▶ Record list:
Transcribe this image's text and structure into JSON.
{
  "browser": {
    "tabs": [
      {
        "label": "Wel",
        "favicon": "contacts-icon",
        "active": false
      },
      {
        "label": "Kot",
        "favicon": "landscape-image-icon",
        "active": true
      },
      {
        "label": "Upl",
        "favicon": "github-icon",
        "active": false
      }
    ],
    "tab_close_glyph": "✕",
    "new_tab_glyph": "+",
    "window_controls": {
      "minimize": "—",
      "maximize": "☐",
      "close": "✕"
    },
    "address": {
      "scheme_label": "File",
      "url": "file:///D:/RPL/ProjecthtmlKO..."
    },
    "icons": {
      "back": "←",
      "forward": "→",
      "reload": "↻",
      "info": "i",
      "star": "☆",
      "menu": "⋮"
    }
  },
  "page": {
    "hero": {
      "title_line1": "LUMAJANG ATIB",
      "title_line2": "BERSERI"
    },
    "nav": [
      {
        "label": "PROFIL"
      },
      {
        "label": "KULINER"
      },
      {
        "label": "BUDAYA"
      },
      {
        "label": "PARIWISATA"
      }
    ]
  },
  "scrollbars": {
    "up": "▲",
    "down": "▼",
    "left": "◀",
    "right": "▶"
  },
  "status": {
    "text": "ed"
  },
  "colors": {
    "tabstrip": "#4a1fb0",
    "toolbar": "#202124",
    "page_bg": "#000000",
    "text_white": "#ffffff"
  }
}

▶ What to produce: Please restate the records in full, word for word.

▶ Exercise solution:
Transcribe this image's text and structure into JSON.
{
  "browser": {
    "tabs": [
      {
        "label": "Wel",
        "favicon": "contacts-icon",
        "active": false
      },
      {
        "label": "Kot",
        "favicon": "landscape-image-icon",
        "active": true
      },
      {
        "label": "Upl",
        "favicon": "github-icon",
        "active": false
      }
    ],
    "tab_close_glyph": "✕",
    "new_tab_glyph": "+",
    "window_controls": {
      "minimize": "—",
      "maximize": "☐",
      "close": "✕"
    },
    "address": {
      "scheme_label": "File",
      "url": "file:///D:/RPL/ProjecthtmlKO..."
    },
    "icons": {
      "back": "←",
      "forward": "→",
      "reload": "↻",
      "info": "i",
      "star": "☆",
      "menu": "⋮"
    }
  },
  "page": {
    "hero": {
      "title_line1": "LUMAJANG ATIB",
      "title_line2": "BERSERI"
    },
    "nav": [
      {
        "label": "PROFIL"
      },
      {
        "label": "KULINER"
      },
      {
        "label": "BUDAYA"
      },
      {
        "label": "PARIWISATA"
      }
    ]
  },
  "scrollbars": {
    "up": "▲",
    "down": "▼",
    "left": "◀",
    "right": "▶"
  },
  "status": {
    "text": "ed"
  },
  "colors": {
    "tabstrip": "#4a1fb0",
    "toolbar": "#202124",
    "page_bg": "#000000",
    "text_white": "#ffffff"
  }
}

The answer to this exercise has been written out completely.